[Page text dataset records]
• • • • • • •
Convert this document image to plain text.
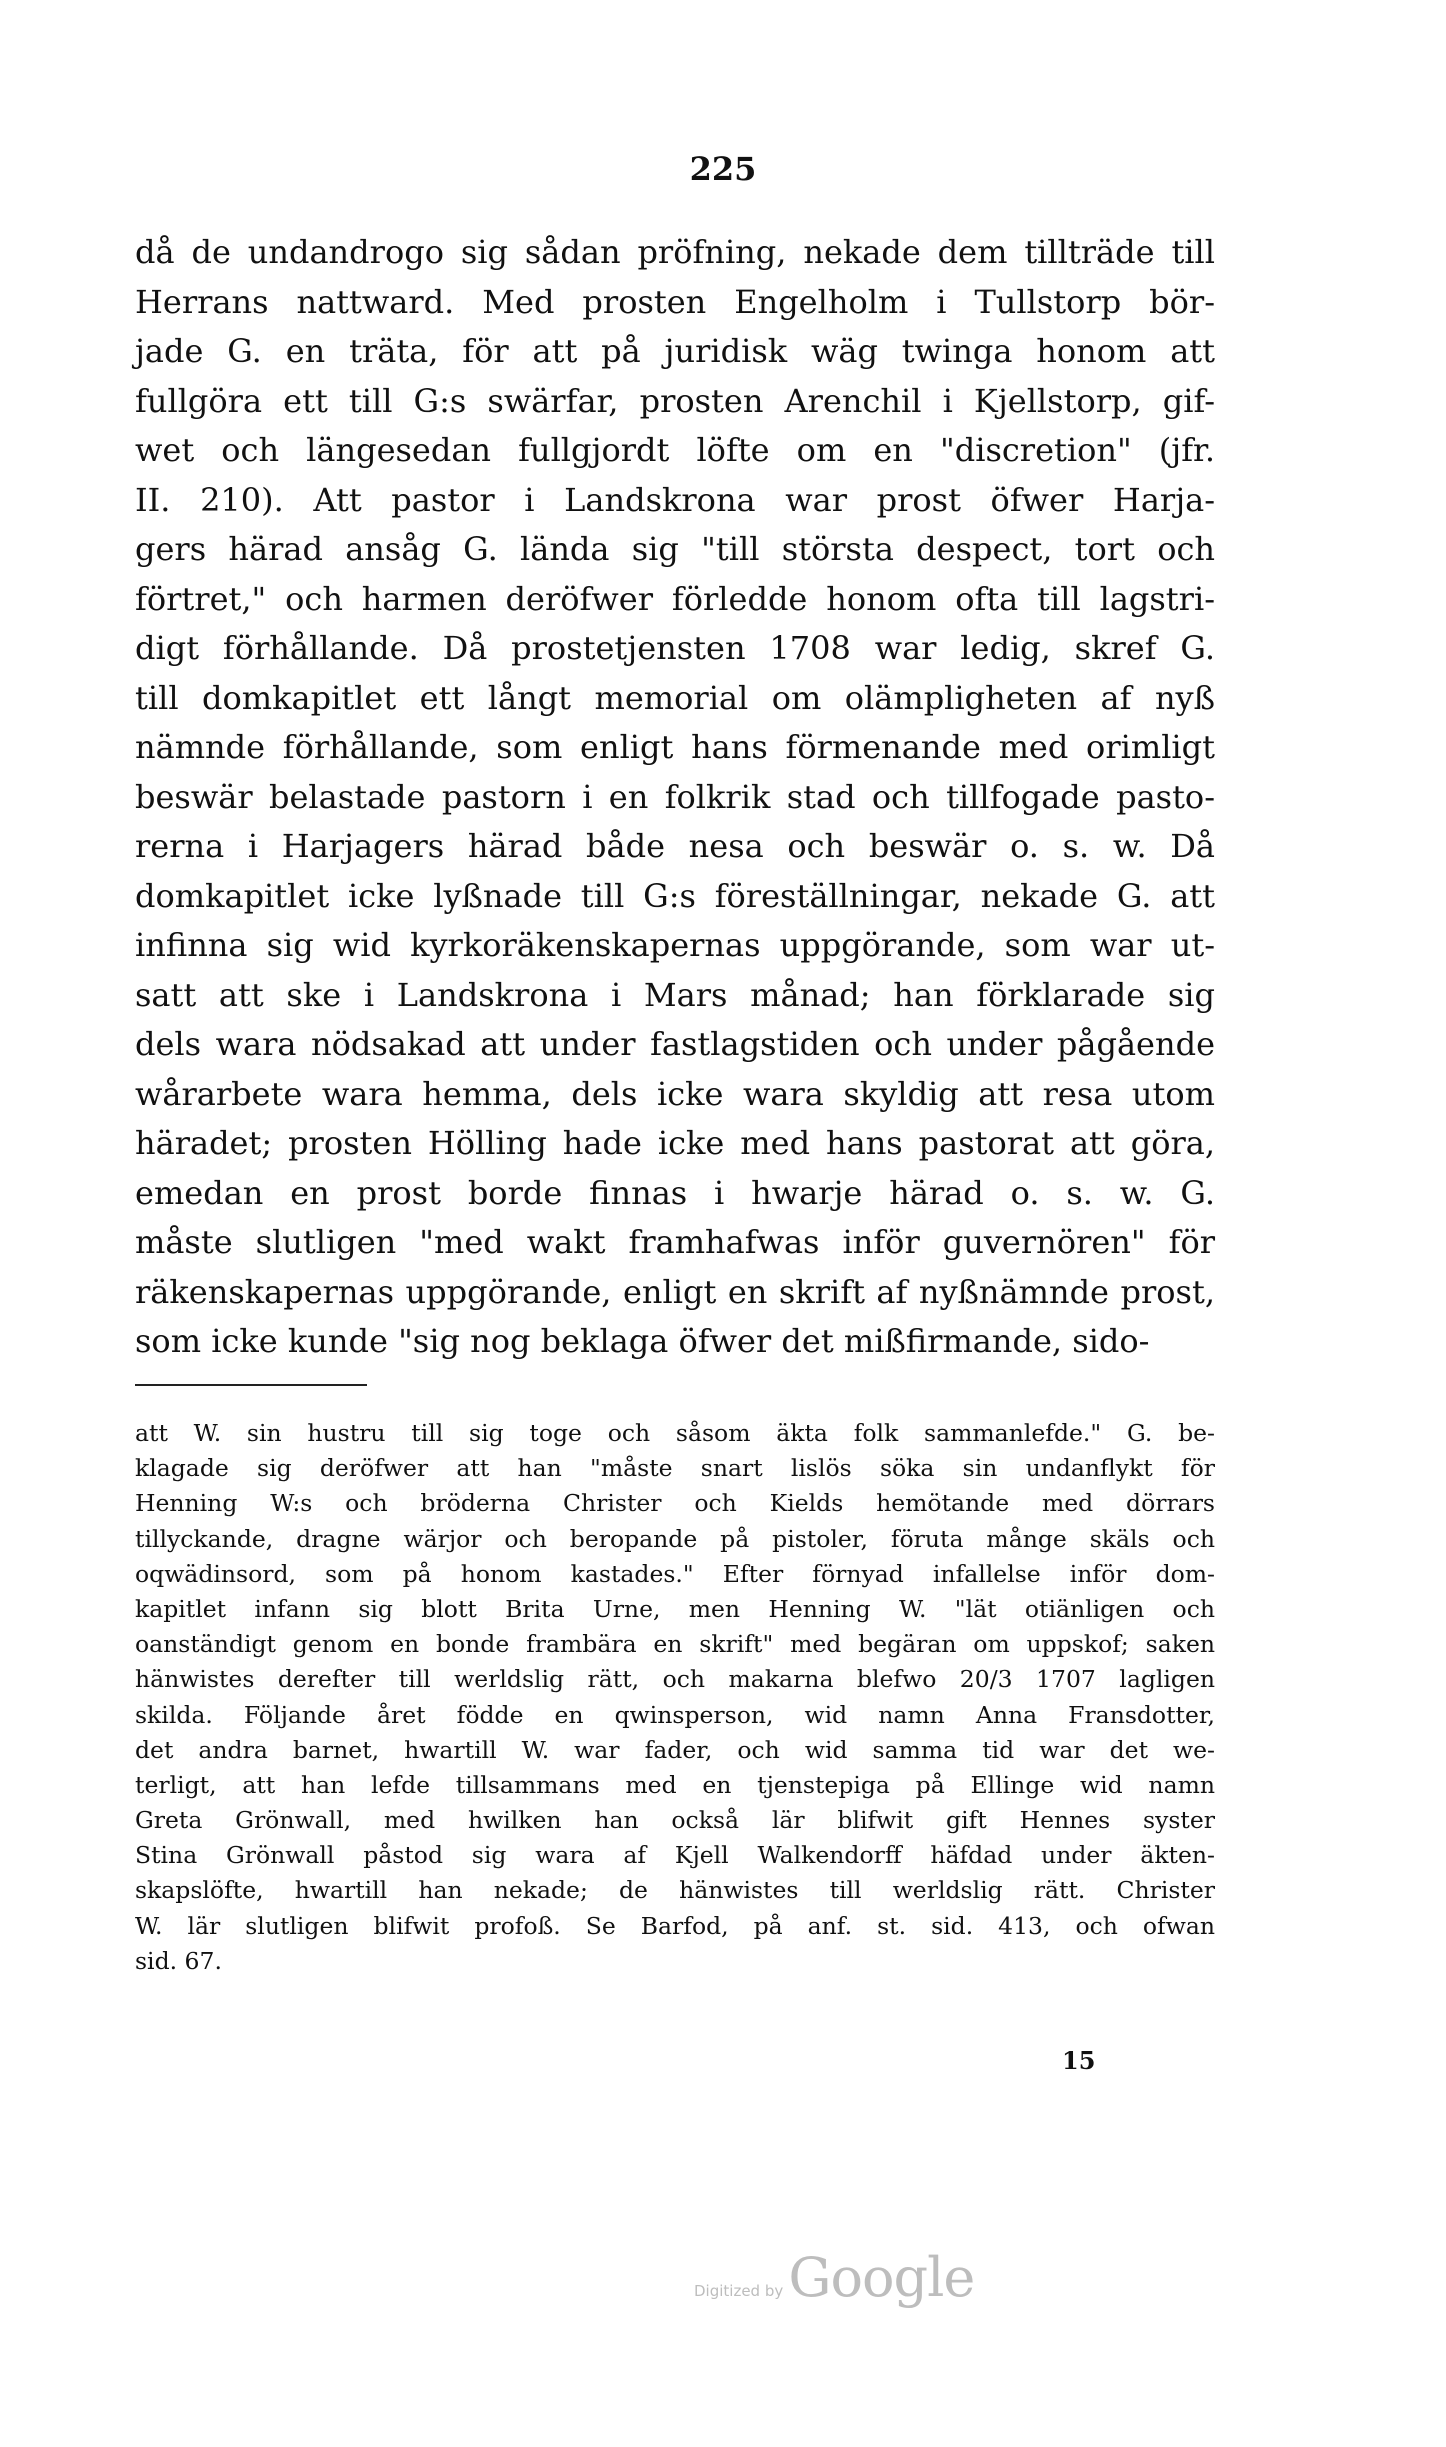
225
då de undandrogo sig sådan pröfning, nekade dem tillträde till
Herrans nattward. Med prosten Engelholm i Tullstorp bör-
jade G. en träta, för att på juridisk wäg twinga honom att
fullgöra ett till G:s swärfar, prosten Arenchil i Kjellstorp, gif-
wet och längesedan fullgjordt löfte om en "discretion" (jfr.
II. 210). Att pastor i Landskrona war prost öfwer Harja-
gers härad ansåg G. lända sig "till största despect, tort och
förtret," och harmen deröfwer förledde honom ofta till lagstri-
digt förhållande. Då prostetjensten 1708 war ledig, skref G.
till domkapitlet ett långt memorial om olämpligheten af nyß
nämnde förhållande, som enligt hans förmenande med orimligt
beswär belastade pastorn i en folkrik stad och tillfogade pasto-
rerna i Harjagers härad både nesa och beswär o. s. w. Då
domkapitlet icke lyßnade till G:s föreställningar, nekade G. att
infinna sig wid kyrkoräkenskapernas uppgörande, som war ut-
satt att ske i Landskrona i Mars månad; han förklarade sig
dels wara nödsakad att under fastlagstiden och under pågående
wårarbete wara hemma, dels icke wara skyldig att resa utom
häradet; prosten Hölling hade icke med hans pastorat att göra,
emedan en prost borde finnas i hwarje härad o. s. w. G.
måste slutligen "med wakt framhafwas inför guvernören" för
räkenskapernas uppgörande, enligt en skrift af nyßnämnde prost,
som icke kunde "sig nog beklaga öfwer det mißfirmande, sido-
att W. sin hustru till sig toge och såsom äkta folk sammanlefde." G. be-
klagade sig deröfwer att han "måste snart lislös söka sin undanflykt för
Henning W:s och bröderna Christer och Kields hemötande med dörrars
tillyckande, dragne wärjor och beropande på pistoler, föruta månge skäls och
oqwädinsord, som på honom kastades." Efter förnyad infallelse inför dom-
kapitlet infann sig blott Brita Urne, men Henning W. "lät otiänligen och
oanständigt genom en bonde frambära en skrift" med begäran om uppskof; saken
hänwistes derefter till werldslig rätt, och makarna blefwo 20/3 1707 lagligen
skilda. Följande året födde en qwinsperson, wid namn Anna Fransdotter,
det andra barnet, hwartill W. war fader, och wid samma tid war det we-
terligt, att han lefde tillsammans med en tjenstepiga på Ellinge wid namn
Greta Grönwall, med hwilken han också lär blifwit gift Hennes syster
Stina Grönwall påstod sig wara af Kjell Walkendorff häfdad under äkten-
skapslöfte, hwartill han nekade; de hänwistes till werldslig rätt. Christer
W. lär slutligen blifwit profoß. Se Barfod, på anf. st. sid. 413, och ofwan
sid. 67.
15
Digitized by Google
• • • • • • •
• **Exercise description**
Return the entries verbatim, pictures excluded.

• **Written response**
Convert this document image to plain text.
225
då de undandrogo sig sådan pröfning, nekade dem tillträde till
Herrans nattward. Med prosten Engelholm i Tullstorp bör-
jade G. en träta, för att på juridisk wäg twinga honom att
fullgöra ett till G:s swärfar, prosten Arenchil i Kjellstorp, gif-
wet och längesedan fullgjordt löfte om en "discretion" (jfr.
II. 210). Att pastor i Landskrona war prost öfwer Harja-
gers härad ansåg G. lända sig "till största despect, tort och
förtret," och harmen deröfwer förledde honom ofta till lagstri-
digt förhållande. Då prostetjensten 1708 war ledig, skref G.
till domkapitlet ett långt memorial om olämpligheten af nyß
nämnde förhållande, som enligt hans förmenande med orimligt
beswär belastade pastorn i en folkrik stad och tillfogade pasto-
rerna i Harjagers härad både nesa och beswär o. s. w. Då
domkapitlet icke lyßnade till G:s föreställningar, nekade G. att
infinna sig wid kyrkoräkenskapernas uppgörande, som war ut-
satt att ske i Landskrona i Mars månad; han förklarade sig
dels wara nödsakad att under fastlagstiden och under pågående
wårarbete wara hemma, dels icke wara skyldig att resa utom
häradet; prosten Hölling hade icke med hans pastorat att göra,
emedan en prost borde finnas i hwarje härad o. s. w. G.
måste slutligen "med wakt framhafwas inför guvernören" för
räkenskapernas uppgörande, enligt en skrift af nyßnämnde prost,
som icke kunde "sig nog beklaga öfwer det mißfirmande, sido-
att W. sin hustru till sig toge och såsom äkta folk sammanlefde." G. be-
klagade sig deröfwer att han "måste snart lislös söka sin undanflykt för
Henning W:s och bröderna Christer och Kields hemötande med dörrars
tillyckande, dragne wärjor och beropande på pistoler, föruta månge skäls och
oqwädinsord, som på honom kastades." Efter förnyad infallelse inför dom-
kapitlet infann sig blott Brita Urne, men Henning W. "lät otiänligen och
oanständigt genom en bonde frambära en skrift" med begäran om uppskof; saken
hänwistes derefter till werldslig rätt, och makarna blefwo 20/3 1707 lagligen
skilda. Följande året födde en qwinsperson, wid namn Anna Fransdotter,
det andra barnet, hwartill W. war fader, och wid samma tid war det we-
terligt, att han lefde tillsammans med en tjenstepiga på Ellinge wid namn
Greta Grönwall, med hwilken han också lär blifwit gift Hennes syster
Stina Grönwall påstod sig wara af Kjell Walkendorff häfdad under äkten-
skapslöfte, hwartill han nekade; de hänwistes till werldslig rätt. Christer
W. lär slutligen blifwit profoß. Se Barfod, på anf. st. sid. 413, och ofwan
sid. 67.
15
Digitized by Google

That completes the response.